TASK -
Skip the pictures. Repeat everything else in the records word for word.

(Data excerpts)

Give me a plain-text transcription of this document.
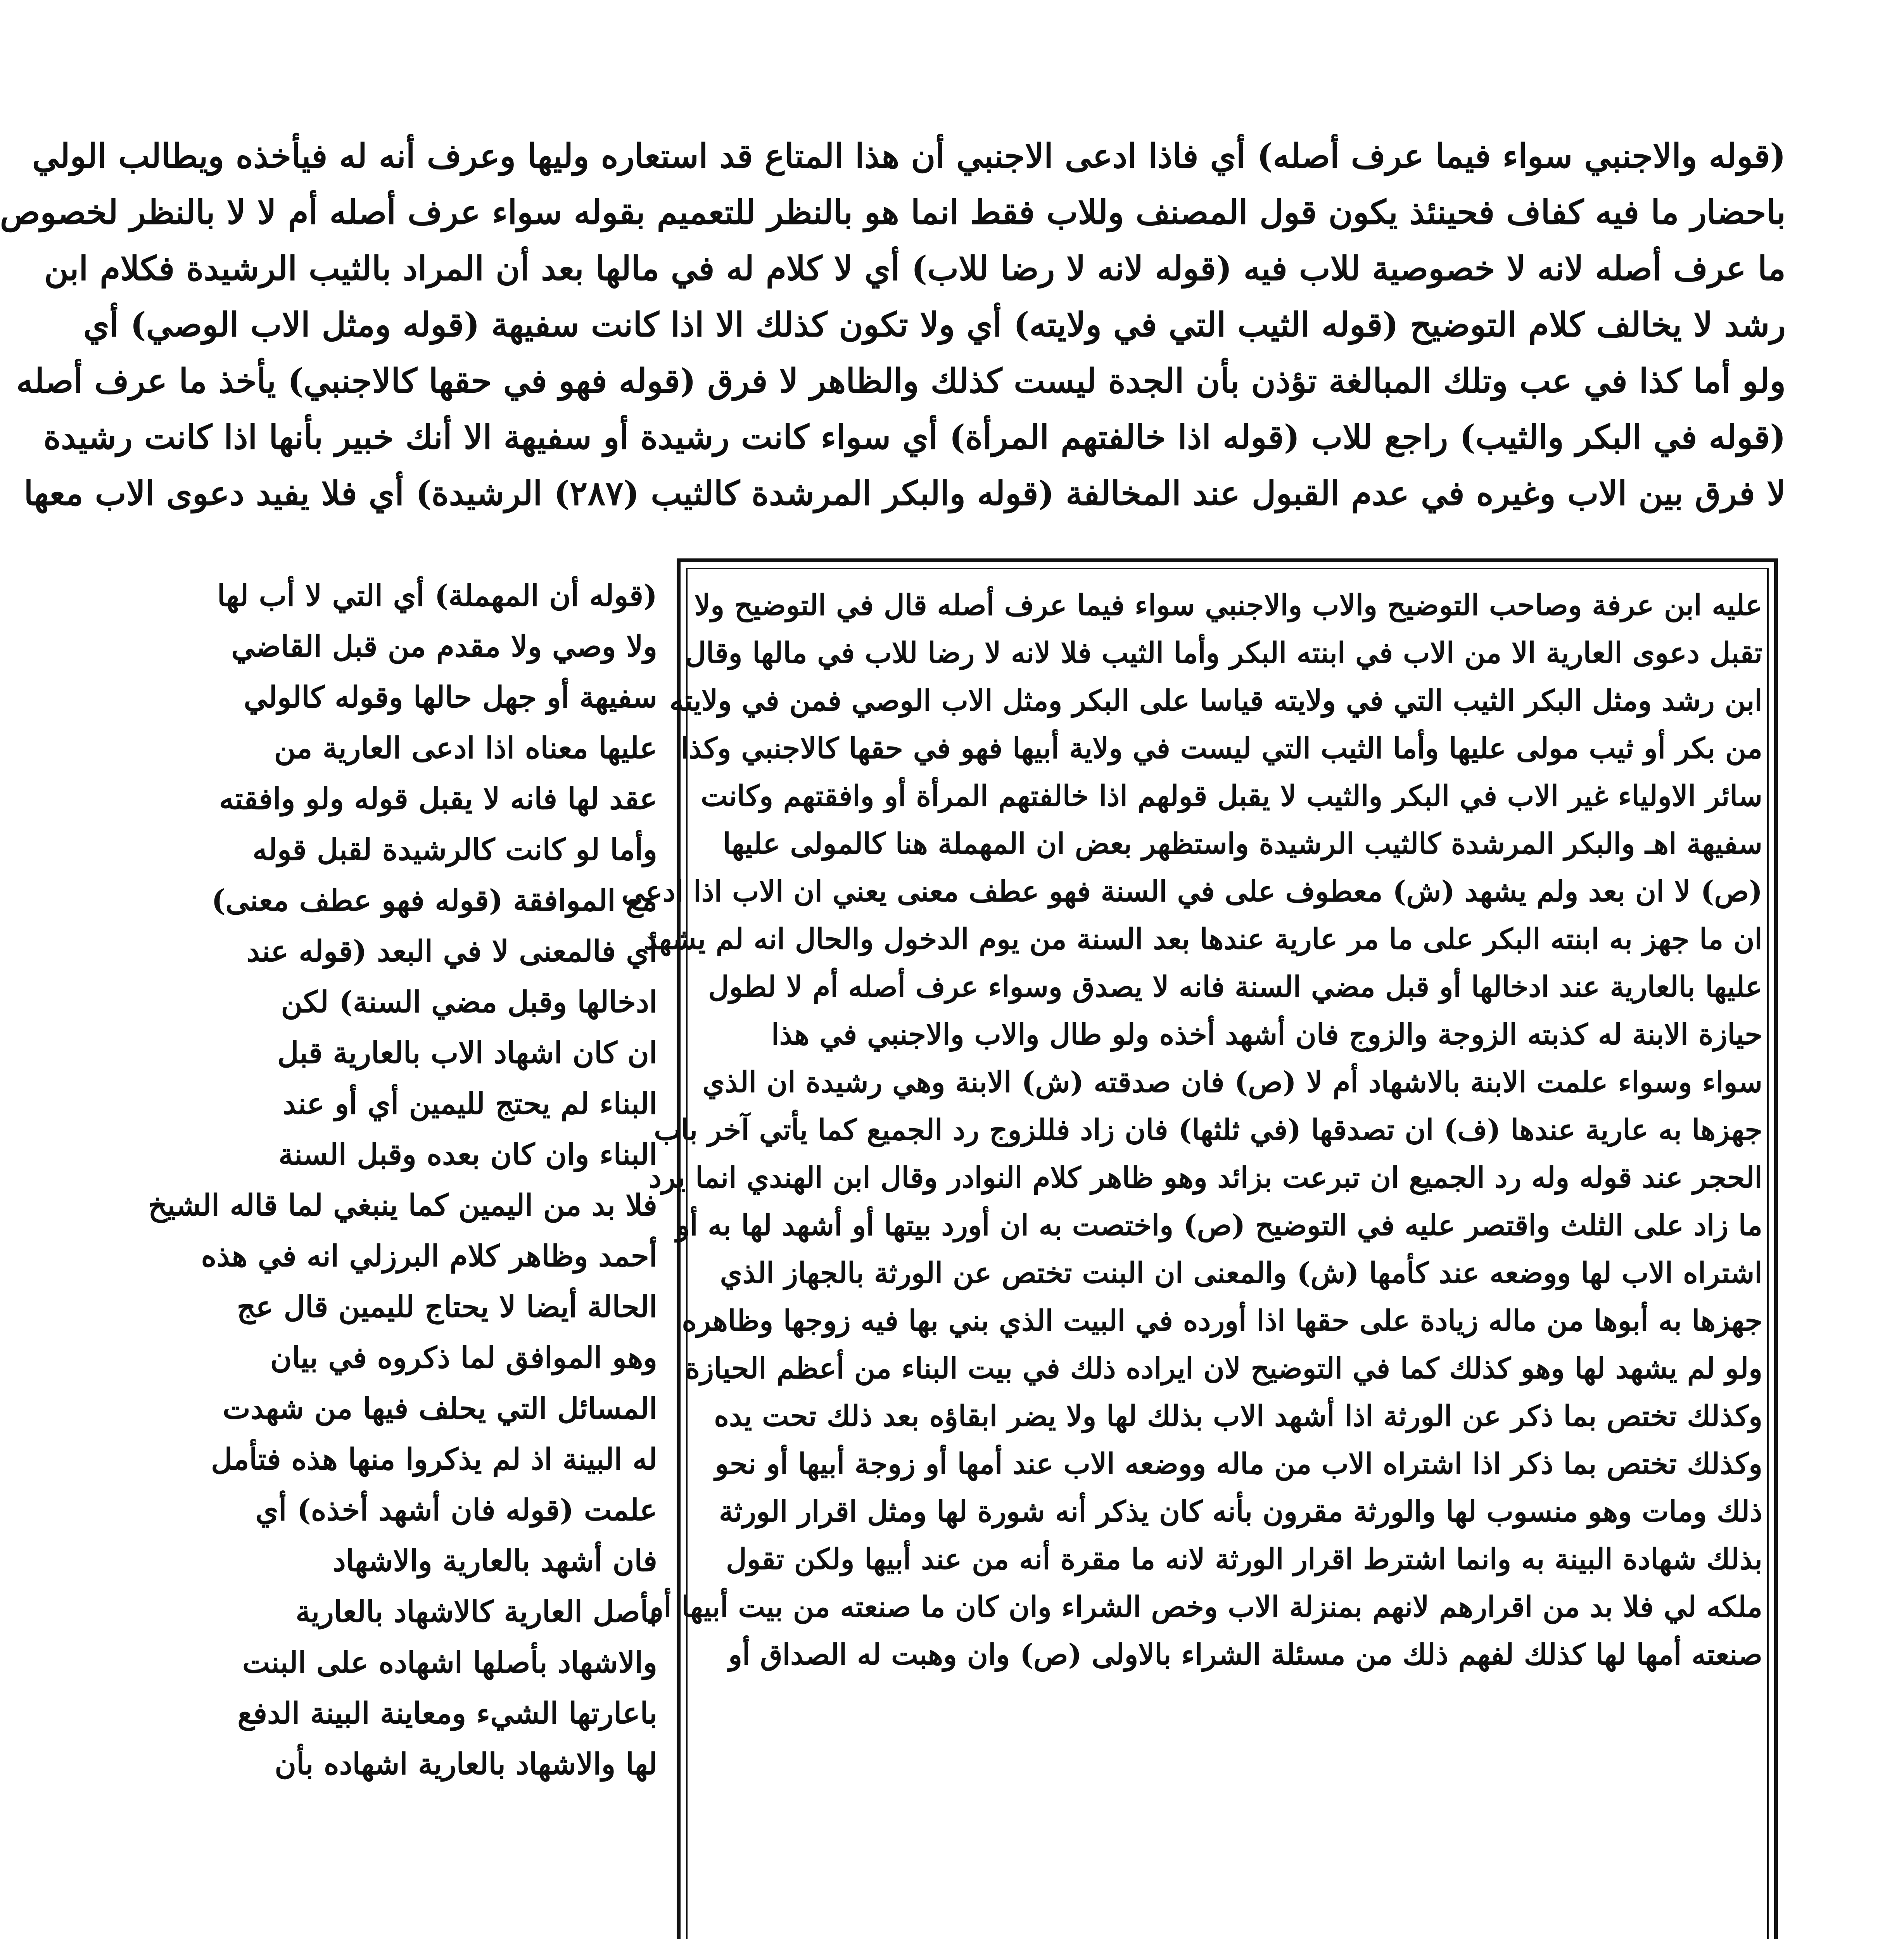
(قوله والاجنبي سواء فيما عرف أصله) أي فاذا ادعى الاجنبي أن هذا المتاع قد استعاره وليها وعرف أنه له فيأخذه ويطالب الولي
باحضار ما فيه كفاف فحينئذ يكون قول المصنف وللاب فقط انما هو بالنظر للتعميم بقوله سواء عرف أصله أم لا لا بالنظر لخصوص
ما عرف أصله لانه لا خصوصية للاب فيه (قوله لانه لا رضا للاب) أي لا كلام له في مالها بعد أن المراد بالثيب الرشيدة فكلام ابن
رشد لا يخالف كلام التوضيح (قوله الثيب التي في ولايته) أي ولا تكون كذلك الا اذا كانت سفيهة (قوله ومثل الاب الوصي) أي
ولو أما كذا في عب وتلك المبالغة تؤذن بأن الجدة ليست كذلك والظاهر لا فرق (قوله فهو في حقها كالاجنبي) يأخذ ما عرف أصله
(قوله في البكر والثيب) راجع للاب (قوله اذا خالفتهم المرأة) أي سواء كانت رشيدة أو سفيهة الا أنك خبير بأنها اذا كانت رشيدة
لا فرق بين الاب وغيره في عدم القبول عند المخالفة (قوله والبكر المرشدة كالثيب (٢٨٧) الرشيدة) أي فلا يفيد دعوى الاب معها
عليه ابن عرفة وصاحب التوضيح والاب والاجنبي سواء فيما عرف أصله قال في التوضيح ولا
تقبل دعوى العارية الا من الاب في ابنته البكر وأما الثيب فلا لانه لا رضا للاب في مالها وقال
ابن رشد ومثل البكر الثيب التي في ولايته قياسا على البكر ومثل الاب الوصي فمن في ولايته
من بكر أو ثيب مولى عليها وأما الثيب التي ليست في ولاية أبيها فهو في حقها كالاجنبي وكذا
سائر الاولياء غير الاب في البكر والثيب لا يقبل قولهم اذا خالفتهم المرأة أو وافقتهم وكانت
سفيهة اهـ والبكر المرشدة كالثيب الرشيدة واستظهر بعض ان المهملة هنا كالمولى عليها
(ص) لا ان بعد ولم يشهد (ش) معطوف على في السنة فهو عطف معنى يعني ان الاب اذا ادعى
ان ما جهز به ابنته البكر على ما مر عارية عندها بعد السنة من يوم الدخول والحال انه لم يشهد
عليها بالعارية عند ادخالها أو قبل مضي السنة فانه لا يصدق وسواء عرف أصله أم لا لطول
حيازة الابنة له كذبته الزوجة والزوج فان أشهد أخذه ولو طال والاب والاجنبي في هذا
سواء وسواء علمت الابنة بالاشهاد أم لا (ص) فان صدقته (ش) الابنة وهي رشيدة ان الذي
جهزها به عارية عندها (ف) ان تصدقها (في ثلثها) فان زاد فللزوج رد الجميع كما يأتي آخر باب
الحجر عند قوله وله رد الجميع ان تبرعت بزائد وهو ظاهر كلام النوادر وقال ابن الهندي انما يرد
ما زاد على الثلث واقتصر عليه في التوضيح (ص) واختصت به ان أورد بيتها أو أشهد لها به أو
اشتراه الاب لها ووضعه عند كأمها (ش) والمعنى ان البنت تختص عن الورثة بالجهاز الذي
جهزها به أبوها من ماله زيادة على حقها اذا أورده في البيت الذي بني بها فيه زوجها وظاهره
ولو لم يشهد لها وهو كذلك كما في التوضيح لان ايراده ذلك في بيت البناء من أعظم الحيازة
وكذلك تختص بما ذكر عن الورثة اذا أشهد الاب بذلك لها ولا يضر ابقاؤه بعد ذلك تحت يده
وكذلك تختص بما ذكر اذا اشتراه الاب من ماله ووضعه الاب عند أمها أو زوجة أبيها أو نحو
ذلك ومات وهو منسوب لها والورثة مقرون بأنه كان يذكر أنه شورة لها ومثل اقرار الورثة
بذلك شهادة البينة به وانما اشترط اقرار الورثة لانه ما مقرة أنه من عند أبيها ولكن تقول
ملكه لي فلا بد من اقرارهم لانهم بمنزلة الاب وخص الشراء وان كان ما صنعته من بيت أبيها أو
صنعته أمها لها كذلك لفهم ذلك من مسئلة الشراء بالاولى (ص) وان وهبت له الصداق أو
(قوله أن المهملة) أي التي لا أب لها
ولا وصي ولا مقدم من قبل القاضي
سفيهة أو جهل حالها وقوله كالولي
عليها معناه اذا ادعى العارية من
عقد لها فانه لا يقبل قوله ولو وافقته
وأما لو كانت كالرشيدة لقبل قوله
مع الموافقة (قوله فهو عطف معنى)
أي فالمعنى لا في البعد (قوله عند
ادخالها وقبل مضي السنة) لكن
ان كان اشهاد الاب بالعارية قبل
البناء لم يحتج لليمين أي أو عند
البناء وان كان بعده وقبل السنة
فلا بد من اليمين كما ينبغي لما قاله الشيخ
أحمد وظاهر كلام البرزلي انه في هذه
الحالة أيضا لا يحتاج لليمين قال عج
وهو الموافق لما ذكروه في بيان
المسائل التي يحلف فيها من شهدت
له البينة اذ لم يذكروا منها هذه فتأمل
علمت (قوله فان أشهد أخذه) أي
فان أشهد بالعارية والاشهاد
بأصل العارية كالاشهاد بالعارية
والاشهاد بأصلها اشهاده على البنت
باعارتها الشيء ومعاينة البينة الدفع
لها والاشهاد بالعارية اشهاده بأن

COMPLETE ANSWER -
Give me a plain-text transcription of this document.
(قوله والاجنبي سواء فيما عرف أصله) أي فاذا ادعى الاجنبي أن هذا المتاع قد استعاره وليها وعرف أنه له فيأخذه ويطالب الولي
باحضار ما فيه كفاف فحينئذ يكون قول المصنف وللاب فقط انما هو بالنظر للتعميم بقوله سواء عرف أصله أم لا لا بالنظر لخصوص
ما عرف أصله لانه لا خصوصية للاب فيه (قوله لانه لا رضا للاب) أي لا كلام له في مالها بعد أن المراد بالثيب الرشيدة فكلام ابن
رشد لا يخالف كلام التوضيح (قوله الثيب التي في ولايته) أي ولا تكون كذلك الا اذا كانت سفيهة (قوله ومثل الاب الوصي) أي
ولو أما كذا في عب وتلك المبالغة تؤذن بأن الجدة ليست كذلك والظاهر لا فرق (قوله فهو في حقها كالاجنبي) يأخذ ما عرف أصله
(قوله في البكر والثيب) راجع للاب (قوله اذا خالفتهم المرأة) أي سواء كانت رشيدة أو سفيهة الا أنك خبير بأنها اذا كانت رشيدة
لا فرق بين الاب وغيره في عدم القبول عند المخالفة (قوله والبكر المرشدة كالثيب (٢٨٧) الرشيدة) أي فلا يفيد دعوى الاب معها
عليه ابن عرفة وصاحب التوضيح والاب والاجنبي سواء فيما عرف أصله قال في التوضيح ولا
تقبل دعوى العارية الا من الاب في ابنته البكر وأما الثيب فلا لانه لا رضا للاب في مالها وقال
ابن رشد ومثل البكر الثيب التي في ولايته قياسا على البكر ومثل الاب الوصي فمن في ولايته
من بكر أو ثيب مولى عليها وأما الثيب التي ليست في ولاية أبيها فهو في حقها كالاجنبي وكذا
سائر الاولياء غير الاب في البكر والثيب لا يقبل قولهم اذا خالفتهم المرأة أو وافقتهم وكانت
سفيهة اهـ والبكر المرشدة كالثيب الرشيدة واستظهر بعض ان المهملة هنا كالمولى عليها
(ص) لا ان بعد ولم يشهد (ش) معطوف على في السنة فهو عطف معنى يعني ان الاب اذا ادعى
ان ما جهز به ابنته البكر على ما مر عارية عندها بعد السنة من يوم الدخول والحال انه لم يشهد
عليها بالعارية عند ادخالها أو قبل مضي السنة فانه لا يصدق وسواء عرف أصله أم لا لطول
حيازة الابنة له كذبته الزوجة والزوج فان أشهد أخذه ولو طال والاب والاجنبي في هذا
سواء وسواء علمت الابنة بالاشهاد أم لا (ص) فان صدقته (ش) الابنة وهي رشيدة ان الذي
جهزها به عارية عندها (ف) ان تصدقها (في ثلثها) فان زاد فللزوج رد الجميع كما يأتي آخر باب
الحجر عند قوله وله رد الجميع ان تبرعت بزائد وهو ظاهر كلام النوادر وقال ابن الهندي انما يرد
ما زاد على الثلث واقتصر عليه في التوضيح (ص) واختصت به ان أورد بيتها أو أشهد لها به أو
اشتراه الاب لها ووضعه عند كأمها (ش) والمعنى ان البنت تختص عن الورثة بالجهاز الذي
جهزها به أبوها من ماله زيادة على حقها اذا أورده في البيت الذي بني بها فيه زوجها وظاهره
ولو لم يشهد لها وهو كذلك كما في التوضيح لان ايراده ذلك في بيت البناء من أعظم الحيازة
وكذلك تختص بما ذكر عن الورثة اذا أشهد الاب بذلك لها ولا يضر ابقاؤه بعد ذلك تحت يده
وكذلك تختص بما ذكر اذا اشتراه الاب من ماله ووضعه الاب عند أمها أو زوجة أبيها أو نحو
ذلك ومات وهو منسوب لها والورثة مقرون بأنه كان يذكر أنه شورة لها ومثل اقرار الورثة
بذلك شهادة البينة به وانما اشترط اقرار الورثة لانه ما مقرة أنه من عند أبيها ولكن تقول
ملكه لي فلا بد من اقرارهم لانهم بمنزلة الاب وخص الشراء وان كان ما صنعته من بيت أبيها أو
صنعته أمها لها كذلك لفهم ذلك من مسئلة الشراء بالاولى (ص) وان وهبت له الصداق أو
(قوله أن المهملة) أي التي لا أب لها
ولا وصي ولا مقدم من قبل القاضي
سفيهة أو جهل حالها وقوله كالولي
عليها معناه اذا ادعى العارية من
عقد لها فانه لا يقبل قوله ولو وافقته
وأما لو كانت كالرشيدة لقبل قوله
مع الموافقة (قوله فهو عطف معنى)
أي فالمعنى لا في البعد (قوله عند
ادخالها وقبل مضي السنة) لكن
ان كان اشهاد الاب بالعارية قبل
البناء لم يحتج لليمين أي أو عند
البناء وان كان بعده وقبل السنة
فلا بد من اليمين كما ينبغي لما قاله الشيخ
أحمد وظاهر كلام البرزلي انه في هذه
الحالة أيضا لا يحتاج لليمين قال عج
وهو الموافق لما ذكروه في بيان
المسائل التي يحلف فيها من شهدت
له البينة اذ لم يذكروا منها هذه فتأمل
علمت (قوله فان أشهد أخذه) أي
فان أشهد بالعارية والاشهاد
بأصل العارية كالاشهاد بالعارية
والاشهاد بأصلها اشهاده على البنت
باعارتها الشيء ومعاينة البينة الدفع
لها والاشهاد بالعارية اشهاده بأن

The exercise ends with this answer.